_Data listing_.
________________

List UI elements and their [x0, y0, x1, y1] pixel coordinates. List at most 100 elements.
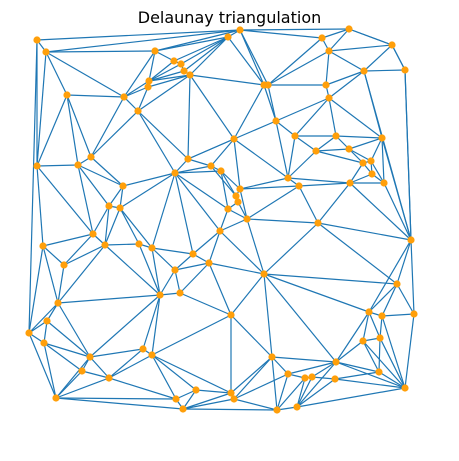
- triangulation-edge: [263, 222, 319, 275]
- data-point: [230, 395, 238, 403]
- triangulation-edge: [298, 185, 319, 224]
- triangulation-edge: [220, 170, 237, 197]
- triangulation-edge: [328, 28, 350, 52]
- triangulation-edge: [66, 94, 92, 158]
- triangulation-edge: [63, 244, 106, 266]
- data-point: [176, 289, 184, 297]
- triangulation-edge: [174, 269, 181, 294]
- triangulation-edge: [151, 172, 176, 249]
- triangulation-edge: [233, 356, 273, 400]
- triangulation-edge: [104, 207, 121, 246]
- triangulation-edge: [263, 84, 277, 122]
- triangulation-edge: [296, 376, 313, 408]
- data-point: [89, 230, 97, 238]
- triangulation-edge: [151, 314, 232, 356]
- triangulation-edge: [296, 387, 406, 408]
- triangulation-edge: [182, 398, 235, 410]
- triangulation-edge: [275, 120, 289, 179]
- triangulation-edge: [66, 94, 79, 166]
- triangulation-edge: [239, 29, 269, 86]
- triangulation-edge: [123, 86, 149, 98]
- data-point: [345, 145, 353, 153]
- triangulation-edge: [348, 28, 393, 46]
- triangulation-edge: [328, 97, 337, 137]
- triangulation-edge: [263, 273, 370, 313]
- triangulation-edge: [276, 373, 289, 411]
- triangulation-edge: [396, 239, 412, 285]
- data-point: [217, 167, 225, 175]
- data-point: [186, 71, 194, 79]
- triangulation-edge: [378, 337, 381, 373]
- triangulation-edge: [119, 172, 176, 209]
- data-point: [216, 227, 224, 235]
- triangulation-edge: [317, 222, 398, 285]
- chart-title: Delaunay triangulation: [137, 8, 322, 27]
- triangulation-edge: [335, 311, 370, 363]
- triangulation-edge: [233, 138, 289, 179]
- edges-layer: [28, 28, 415, 411]
- data-point: [378, 312, 386, 320]
- data-point: [171, 266, 179, 274]
- data-point: [33, 36, 41, 44]
- data-point: [224, 205, 232, 213]
- data-point: [322, 81, 330, 89]
- data-point: [375, 368, 383, 376]
- triangulation-edge: [187, 158, 212, 167]
- data-point: [78, 367, 86, 375]
- data-point: [264, 81, 272, 89]
- triangulation-edge: [233, 120, 277, 140]
- data-point: [331, 375, 339, 383]
- triangulation-edge: [81, 370, 110, 379]
- triangulation-edge: [263, 273, 337, 363]
- data-point: [260, 270, 268, 278]
- triangulation-edge: [267, 50, 330, 86]
- triangulation-edge: [233, 398, 278, 411]
- triangulation-edge: [187, 138, 235, 160]
- triangulation-edge: [36, 94, 68, 167]
- triangulation-edge: [325, 70, 365, 86]
- data-point: [42, 48, 50, 56]
- triangulation-edge: [138, 243, 161, 296]
- triangulation-edge: [195, 389, 232, 394]
- triangulation-edge: [175, 389, 197, 400]
- triangulation-edge: [55, 397, 177, 400]
- triangulation-edge: [267, 84, 277, 122]
- triangulation-edge: [90, 156, 124, 187]
- triangulation-edge: [381, 313, 415, 317]
- data-point: [359, 159, 367, 167]
- triangulation-edge: [43, 342, 57, 399]
- triangulation-edge: [349, 173, 373, 184]
- triangulation-edge: [148, 70, 185, 82]
- triangulation-edge: [381, 283, 398, 317]
- data-point: [346, 179, 354, 187]
- triangulation-edge: [311, 361, 337, 378]
- triangulation-edge: [151, 354, 232, 394]
- triangulation-edge: [328, 70, 365, 99]
- data-point: [60, 261, 68, 269]
- triangulation-edge: [334, 378, 406, 389]
- triangulation-edge: [77, 164, 124, 187]
- data-point: [43, 317, 51, 325]
- data-point: [284, 370, 292, 378]
- triangulation-edge: [349, 182, 412, 241]
- triangulation-edge: [294, 97, 330, 137]
- triangulation-edge: [90, 96, 125, 158]
- triangulation-edge: [45, 51, 68, 96]
- data-point: [236, 185, 244, 193]
- data-point: [365, 308, 373, 316]
- triangulation-edge: [42, 245, 59, 304]
- triangulation-edge: [276, 377, 306, 411]
- triangulation-edge: [233, 84, 265, 140]
- data-point: [273, 406, 281, 414]
- triangulation-edge: [349, 162, 364, 184]
- triangulation-edge: [239, 185, 300, 190]
- data-point: [101, 241, 109, 249]
- triangulation-edge: [151, 247, 176, 271]
- triangulation-edge: [183, 36, 229, 72]
- triangulation-edge: [219, 218, 248, 232]
- triangulation-edge: [148, 60, 175, 82]
- triangulation-edge: [55, 377, 110, 399]
- data-point: [171, 169, 179, 177]
- triangulation-edge: [137, 110, 189, 160]
- data-point: [177, 60, 185, 68]
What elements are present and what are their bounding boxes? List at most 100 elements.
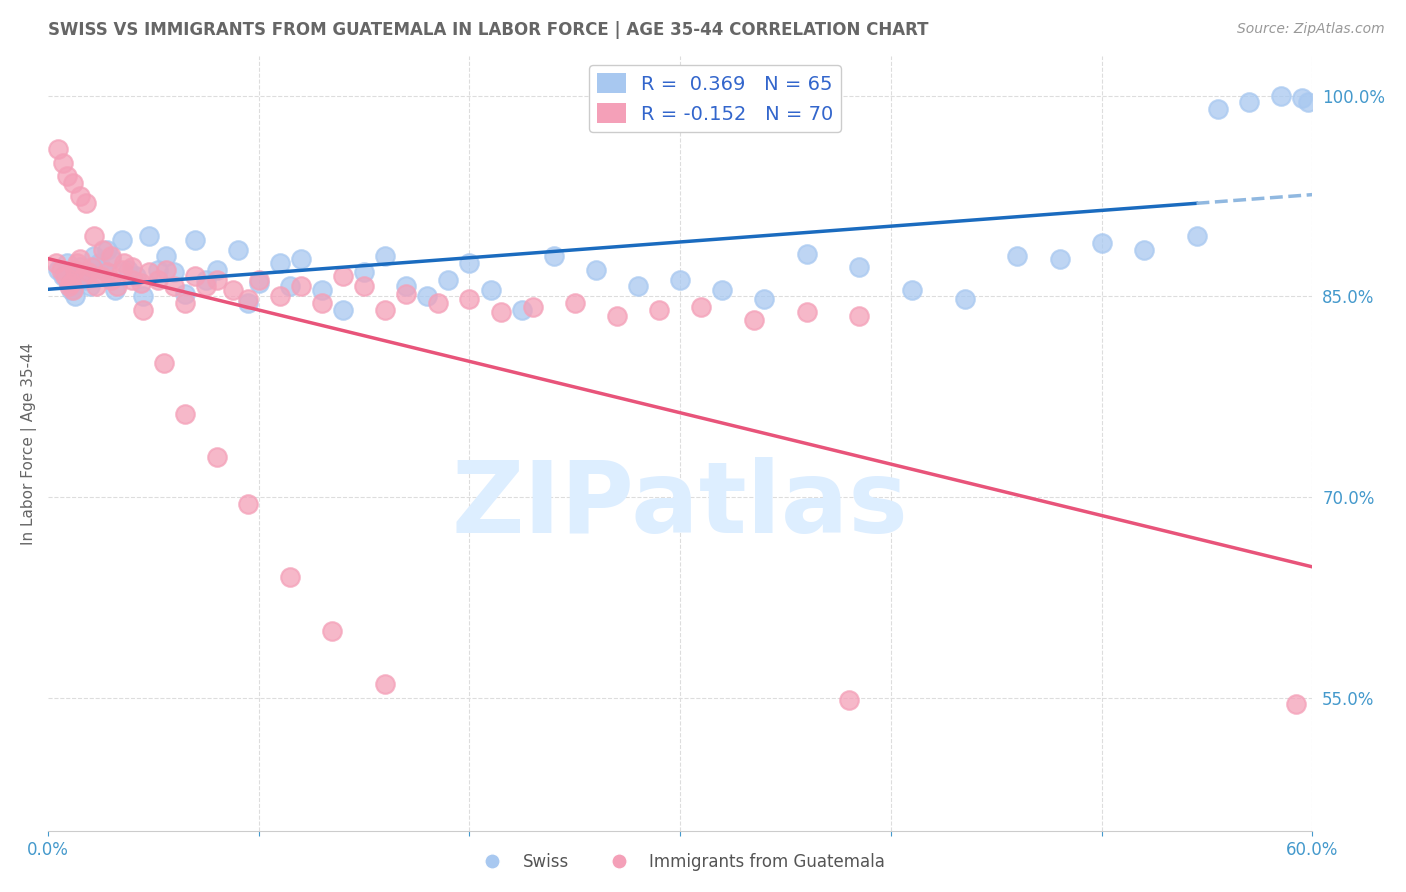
Point [205, 273, 228, 287]
Point [77, 265, 100, 279]
Point [222, 283, 245, 297]
Point [90, 269, 112, 284]
Point [100, 249, 122, 263]
Point [121, 273, 143, 287]
Text: Source: ZipAtlas.com: Source: ZipAtlas.com [1237, 22, 1385, 37]
Point [69, 260, 91, 274]
Point [86, 278, 108, 293]
Point [669, 273, 692, 287]
Point [585, 262, 607, 277]
Point [1049, 252, 1071, 266]
Point [132, 289, 155, 303]
Point [91, 243, 114, 257]
Text: SWISS VS IMMIGRANTS FROM GUATEMALA IN LABOR FORCE | AGE 35-44 CORRELATION CHART: SWISS VS IMMIGRANTS FROM GUATEMALA IN LA… [48, 21, 928, 39]
Point [104, 283, 127, 297]
Point [66, 256, 89, 270]
Point [374, 677, 396, 691]
Point [953, 292, 976, 306]
Point [112, 256, 135, 270]
Point [100, 273, 122, 287]
Point [278, 278, 301, 293]
Point [353, 265, 375, 279]
Point [479, 283, 502, 297]
Point [163, 278, 186, 293]
Point [125, 269, 148, 284]
Point [226, 243, 249, 257]
Point [62, 283, 84, 297]
Point [155, 262, 177, 277]
Point [838, 693, 860, 707]
Point [62, 278, 84, 293]
Point [174, 407, 197, 421]
Point [1291, 91, 1313, 105]
Point [73, 269, 96, 284]
Point [374, 249, 396, 263]
Point [69, 189, 91, 203]
Point [489, 305, 512, 319]
Point [627, 278, 650, 293]
Point [205, 262, 228, 277]
Point [184, 233, 207, 247]
Point [796, 246, 818, 260]
Point [146, 262, 169, 277]
Point [49, 262, 72, 277]
Point [117, 262, 139, 277]
Point [58, 278, 80, 293]
Point [62, 176, 84, 190]
Point [65, 262, 87, 277]
Point [60, 283, 83, 297]
Point [332, 302, 354, 317]
Point [236, 296, 259, 310]
Point [87, 256, 110, 270]
Point [1185, 229, 1208, 244]
Point [70, 265, 93, 279]
Point [83, 249, 105, 263]
Point [458, 292, 481, 306]
Point [269, 289, 291, 303]
Point [690, 300, 713, 314]
Point [374, 302, 396, 317]
Point [510, 302, 533, 317]
Point [236, 497, 259, 511]
Point [606, 310, 628, 324]
Point [648, 302, 671, 317]
Point [311, 283, 333, 297]
Point [138, 229, 160, 244]
Point [1133, 243, 1156, 257]
Point [83, 229, 105, 244]
Point [79, 278, 101, 293]
Point [146, 273, 169, 287]
Point [48, 142, 70, 156]
Point [848, 310, 870, 324]
Point [75, 273, 97, 287]
Point [269, 256, 291, 270]
Point [174, 296, 197, 310]
Point [901, 283, 924, 297]
Point [195, 278, 218, 293]
Point [96, 265, 118, 279]
Point [111, 233, 134, 247]
Point [75, 195, 97, 210]
Point [564, 296, 586, 310]
Point [437, 273, 460, 287]
Point [184, 269, 207, 284]
Point [100, 252, 122, 266]
Point [1206, 102, 1229, 116]
Point [1270, 88, 1292, 103]
Point [426, 296, 449, 310]
Point [107, 278, 129, 293]
Point [848, 260, 870, 274]
Point [1007, 249, 1029, 263]
Point [153, 356, 176, 370]
Point [543, 249, 565, 263]
Point [742, 313, 765, 327]
Point [45, 256, 67, 270]
Point [60, 276, 83, 290]
Point [711, 283, 734, 297]
Point [91, 262, 114, 277]
Point [796, 305, 818, 319]
Point [48, 262, 70, 277]
Point [1237, 95, 1260, 110]
Point [247, 273, 270, 287]
Point [1091, 235, 1114, 250]
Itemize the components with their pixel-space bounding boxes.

________________

_What needs to be done_.
Repeat, verbatim, the lines of the records from the one containing "Point [205, 273, 228, 287]" through the one containing "Point [155, 262, 177, 277]", including both of those lines.

_Output of the exercise_.
Point [205, 273, 228, 287]
Point [77, 265, 100, 279]
Point [222, 283, 245, 297]
Point [90, 269, 112, 284]
Point [100, 249, 122, 263]
Point [121, 273, 143, 287]
Text: Source: ZipAtlas.com: Source: ZipAtlas.com [1237, 22, 1385, 37]
Point [69, 260, 91, 274]
Point [86, 278, 108, 293]
Point [669, 273, 692, 287]
Point [585, 262, 607, 277]
Point [1049, 252, 1071, 266]
Point [132, 289, 155, 303]
Point [91, 243, 114, 257]
Text: SWISS VS IMMIGRANTS FROM GUATEMALA IN LABOR FORCE | AGE 35-44 CORRELATION CHART: SWISS VS IMMIGRANTS FROM GUATEMALA IN LA… [48, 21, 928, 39]
Point [104, 283, 127, 297]
Point [66, 256, 89, 270]
Point [374, 677, 396, 691]
Point [953, 292, 976, 306]
Point [112, 256, 135, 270]
Point [100, 273, 122, 287]
Point [278, 278, 301, 293]
Point [353, 265, 375, 279]
Point [479, 283, 502, 297]
Point [163, 278, 186, 293]
Point [125, 269, 148, 284]
Point [226, 243, 249, 257]
Point [62, 283, 84, 297]
Point [155, 262, 177, 277]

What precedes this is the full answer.